● WRITTEN EXERCISE
Extract the text of every entry below exactly; leave images out.

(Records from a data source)
□ □ □ □ □ □ □

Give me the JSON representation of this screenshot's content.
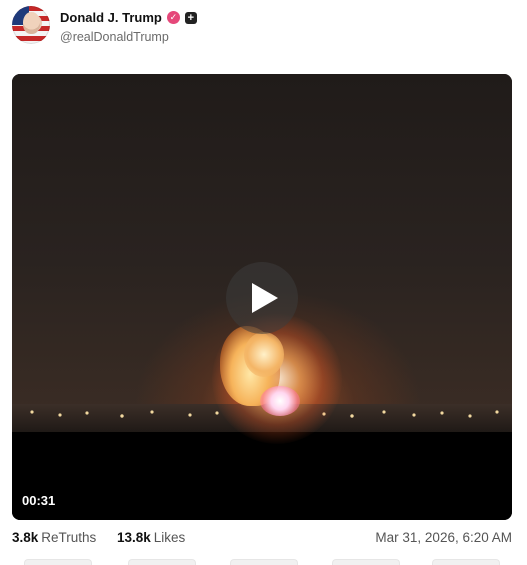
{
  "post": {
    "author_name": "Donald J. Trump",
    "handle": "@realDonaldTrump",
    "verified_icon": "verified-check-icon",
    "plus_icon": "plus-badge-icon",
    "colors": {
      "verified": "#e5487a",
      "plus_badge": "#222222"
    }
  },
  "media": {
    "duration": "00:31",
    "play_icon": "play-icon"
  },
  "stats": {
    "retruths_count": "3.8k",
    "retruths_label": "ReTruths",
    "likes_count": "13.8k",
    "likes_label": "Likes",
    "timestamp": "Mar 31, 2026, 6:20 AM"
  }
}
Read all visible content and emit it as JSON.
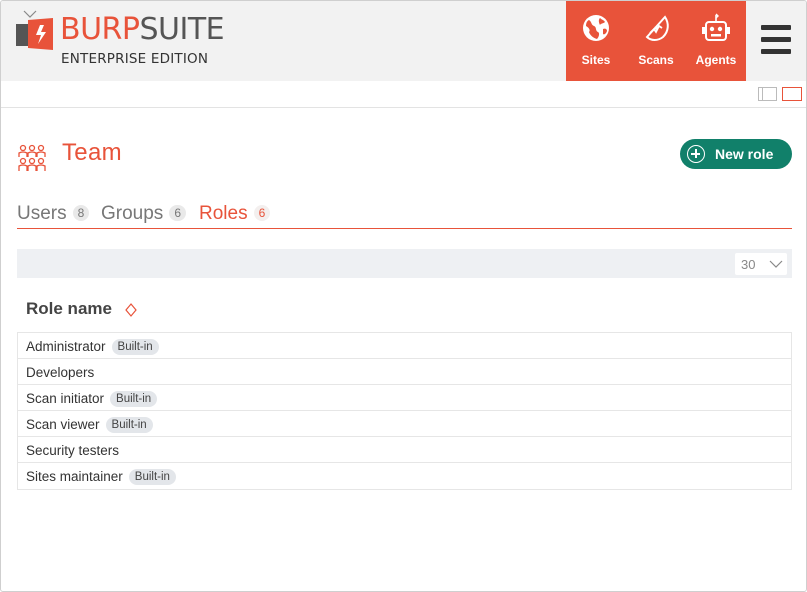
{
  "brand": {
    "name_part1": "BURP",
    "name_part2": "SUITE",
    "edition": "ENTERPRISE EDITION",
    "accent_color": "#e8533a",
    "primary_button_color": "#11806a"
  },
  "nav": {
    "items": [
      {
        "label": "Sites",
        "icon": "globe-icon"
      },
      {
        "label": "Scans",
        "icon": "radar-icon"
      },
      {
        "label": "Agents",
        "icon": "robot-icon"
      }
    ],
    "menu_icon": "hamburger-icon"
  },
  "page": {
    "title": "Team",
    "title_icon": "team-icon",
    "new_role_label": "New role"
  },
  "tabs": [
    {
      "label": "Users",
      "count": "8",
      "active": false
    },
    {
      "label": "Groups",
      "count": "6",
      "active": false
    },
    {
      "label": "Roles",
      "count": "6",
      "active": true
    }
  ],
  "pagination": {
    "per_page": "30"
  },
  "table": {
    "column_header": "Role name",
    "rows": [
      {
        "name": "Administrator",
        "badge": "Built-in"
      },
      {
        "name": "Developers",
        "badge": ""
      },
      {
        "name": "Scan initiator",
        "badge": "Built-in"
      },
      {
        "name": "Scan viewer",
        "badge": "Built-in"
      },
      {
        "name": "Security testers",
        "badge": ""
      },
      {
        "name": "Sites maintainer",
        "badge": "Built-in"
      }
    ]
  }
}
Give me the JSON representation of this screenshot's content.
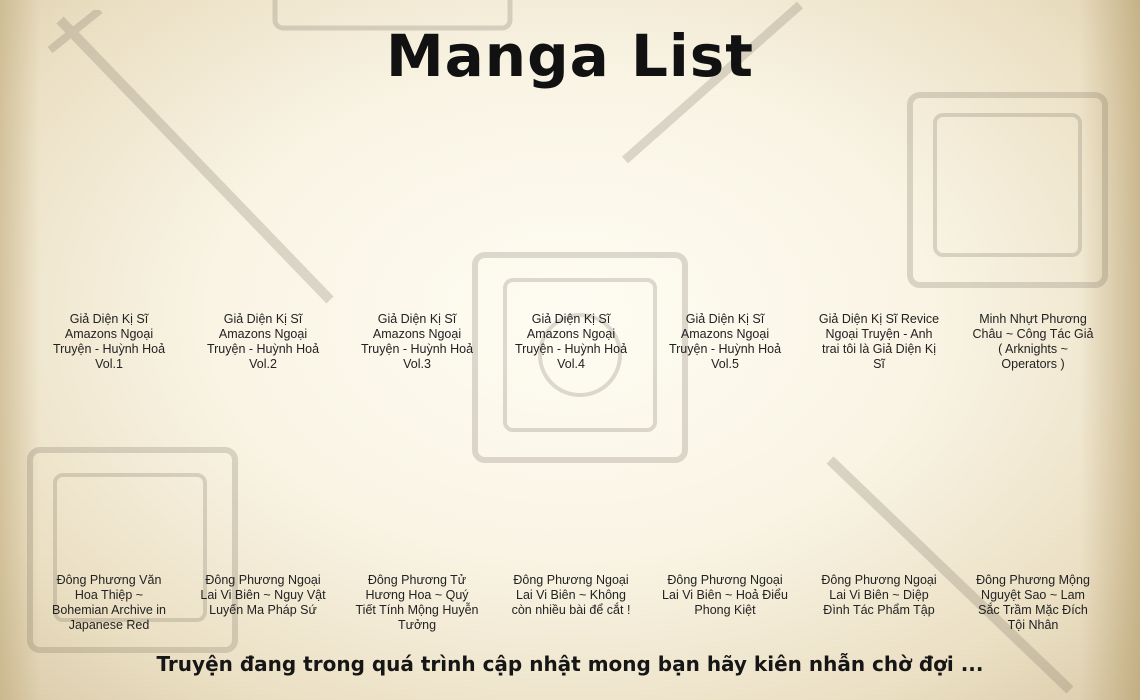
{
  "title": "Manga List",
  "rows": [
    [
      {
        "label": "Giả Diện Kị Sĩ Amazons Ngoại Truyện - Huỳnh Hoả Vol.1"
      },
      {
        "label": "Giả Diện Kị Sĩ Amazons Ngoại Truyện - Huỳnh Hoả Vol.2"
      },
      {
        "label": "Giả Diện Kị Sĩ Amazons Ngoại Truyện - Huỳnh Hoả Vol.3"
      },
      {
        "label": "Giả Diện Kị Sĩ Amazons Ngoại Truyện - Huỳnh Hoả Vol.4"
      },
      {
        "label": "Giả Diện Kị Sĩ Amazons Ngoại Truyện - Huỳnh Hoả Vol.5"
      },
      {
        "label": "Giả Diện Kị Sĩ Revice Ngoại Truyện - Anh trai tôi là Giả Diện Kị Sĩ"
      },
      {
        "label": "Minh Nhựt Phương Châu ~ Công Tác Giả ( Arknights ~ Operators )"
      }
    ],
    [
      {
        "label": "Đông Phương Văn Hoa Thiệp ~ Bohemian Archive in Japanese Red"
      },
      {
        "label": "Đông Phương Ngoại Lai Vi Biên ~ Nguy Vật Luyến Ma Pháp Sứ"
      },
      {
        "label": "Đông Phương Tử Hương Hoa ~ Quý Tiết Tính Mộng Huyễn Tưởng"
      },
      {
        "label": "Đông Phương Ngoại Lai Vi Biên ~ Không còn nhiều bài để cắt !"
      },
      {
        "label": "Đông Phương Ngoại Lai Vi Biên ~ Hoả Điểu Phong Kiệt"
      },
      {
        "label": "Đông Phương Ngoại Lai Vi Biên ~ Diệp Đình Tác Phẩm Tập"
      },
      {
        "label": "Đông Phương Mộng Nguyệt Sao ~ Lam Sắc Trầm Mặc Đích Tội Nhân"
      }
    ]
  ],
  "footer": "Truyện đang trong quá trình cập nhật mong bạn hãy kiên nhẫn chờ đợi ..."
}
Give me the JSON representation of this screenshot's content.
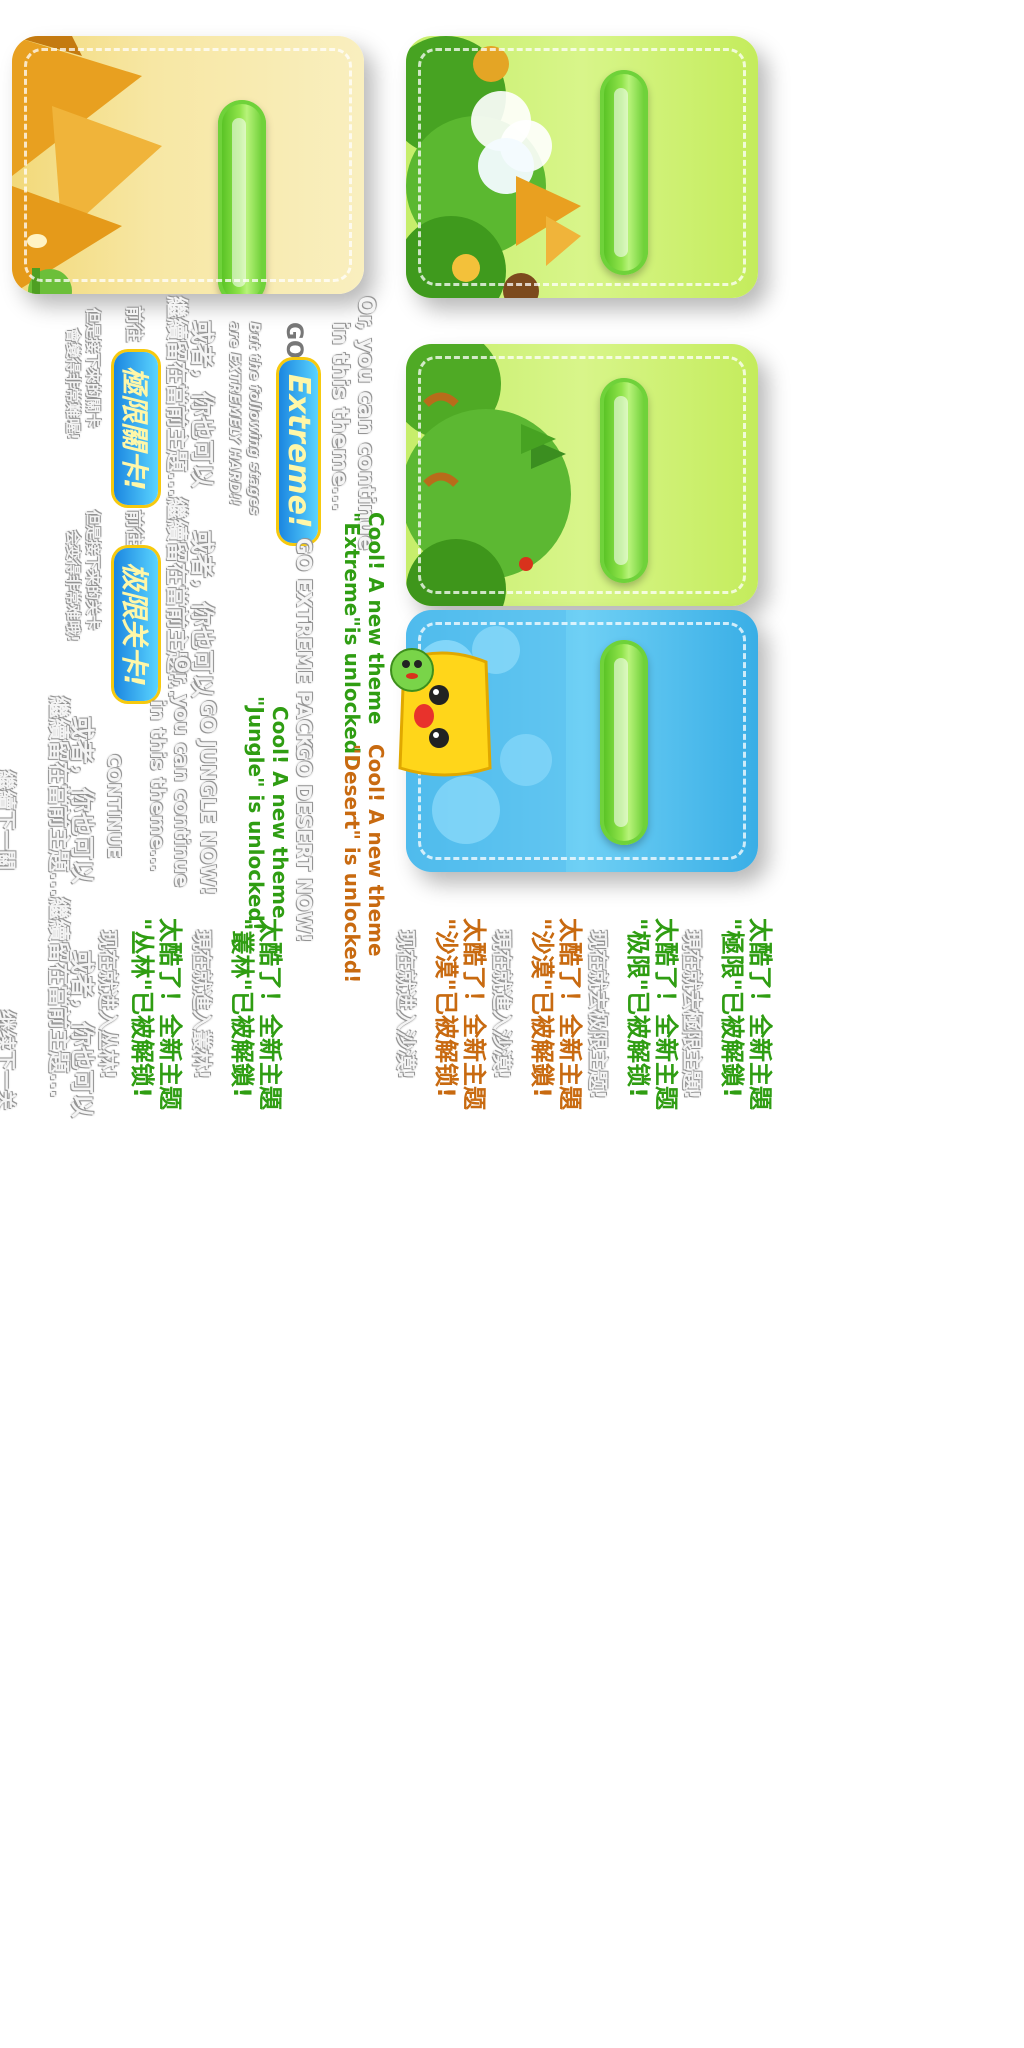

□ □ □ □ □ □ □

● ANSWER TO THE EXERCISE
Give me the JSON representation of this screenshot's content.
{
  "post": {
    "author_name": "Donald J. Trump",
    "handle": "@realDonaldTrump",
    "verified_icon": "verified-check-icon",
    "plus_icon": "plus-badge-icon",
    "colors": {
      "verified": "#e5487a",
      "plus_badge": "#222222"
    }
  },
  "media": {
    "duration": "00:31",
    "play_icon": "play-icon"
  },
  "stats": {
    "retruths_count": "3.8k",
    "retruths_label": "ReTruths",
    "likes_count": "13.8k",
    "likes_label": "Likes",
    "timestamp": "Mar 31, 2026, 6:20 AM"
  }
}
Read all visible content and emit it as JSON.
{
  "brand": {
    "name_part1": "BURP",
    "name_part2": "SUITE",
    "edition": "ENTERPRISE EDITION",
    "accent_color": "#e8533a",
    "primary_button_color": "#11806a"
  },
  "nav": {
    "items": [
      {
        "label": "Sites",
        "icon": "globe-icon"
      },
      {
        "label": "Scans",
        "icon": "radar-icon"
      },
      {
        "label": "Agents",
        "icon": "robot-icon"
      }
    ],
    "menu_icon": "hamburger-icon"
  },
  "page": {
    "title": "Team",
    "title_icon": "team-icon",
    "new_role_label": "New role"
  },
  "tabs": [
    {
      "label": "Users",
      "count": "8",
      "active": false
    },
    {
      "label": "Groups",
      "count": "6",
      "active": false
    },
    {
      "label": "Roles",
      "count": "6",
      "active": true
    }
  ],
  "pagination": {
    "per_page": "30"
  },
  "table": {
    "column_header": "Role name",
    "rows": [
      {
        "name": "Administrator",
        "badge": "Built-in"
      },
      {
        "name": "Developers",
        "badge": ""
      },
      {
        "name": "Scan initiator",
        "badge": "Built-in"
      },
      {
        "name": "Scan viewer",
        "badge": "Built-in"
      },
      {
        "name": "Security testers",
        "badge": ""
      },
      {
        "name": "Sites maintainer",
        "badge": "Built-in"
      }
    ]
  }
}
Give me the JSON representation of this screenshot's content.
{
  "title": "Manga List",
  "rows": [
    [
      {
        "label": "Giả Diện Kị Sĩ Amazons Ngoại Truyện - Huỳnh Hoả Vol.1"
      },
      {
        "label": "Giả Diện Kị Sĩ Amazons Ngoại Truyện - Huỳnh Hoả Vol.2"
      },
      {
        "label": "Giả Diện Kị Sĩ Amazons Ngoại Truyện - Huỳnh Hoả Vol.3"
      },
      {
        "label": "Giả Diện Kị Sĩ Amazons Ngoại Truyện - Huỳnh Hoả Vol.4"
      },
      {
        "label": "Giả Diện Kị Sĩ Amazons Ngoại Truyện - Huỳnh Hoả Vol.5"
      },
      {
        "label": "Giả Diện Kị Sĩ Revice Ngoại Truyện - Anh trai tôi là Giả Diện Kị Sĩ"
      },
      {
        "label": "Minh Nhựt Phương Châu ~ Công Tác Giả ( Arknights ~ Operators )"
      }
    ],
    [
      {
        "label": "Đông Phương Văn Hoa Thiệp ~ Bohemian Archive in Japanese Red"
      },
      {
        "label": "Đông Phương Ngoại Lai Vi Biên ~ Nguy Vật Luyến Ma Pháp Sứ"
      },
      {
        "label": "Đông Phương Tử Hương Hoa ~ Quý Tiết Tính Mộng Huyễn Tưởng"
      },
      {
        "label": "Đông Phương Ngoại Lai Vi Biên ~ Không còn nhiều bài để cắt !"
      },
      {
        "label": "Đông Phương Ngoại Lai Vi Biên ~ Hoả Điểu Phong Kiệt"
      },
      {
        "label": "Đông Phương Ngoại Lai Vi Biên ~ Diệp Đình Tác Phẩm Tập"
      },
      {
        "label": "Đông Phương Mộng Nguyệt Sao ~ Lam Sắc Trầm Mặc Đích Tội Nhân"
      }
    ]
  ],
  "footer": "Truyện đang trong quá trình cập nhật mong bạn hãy kiên nhẫn chờ đợi ..."
}
Give me the JSON representation of this screenshot's content.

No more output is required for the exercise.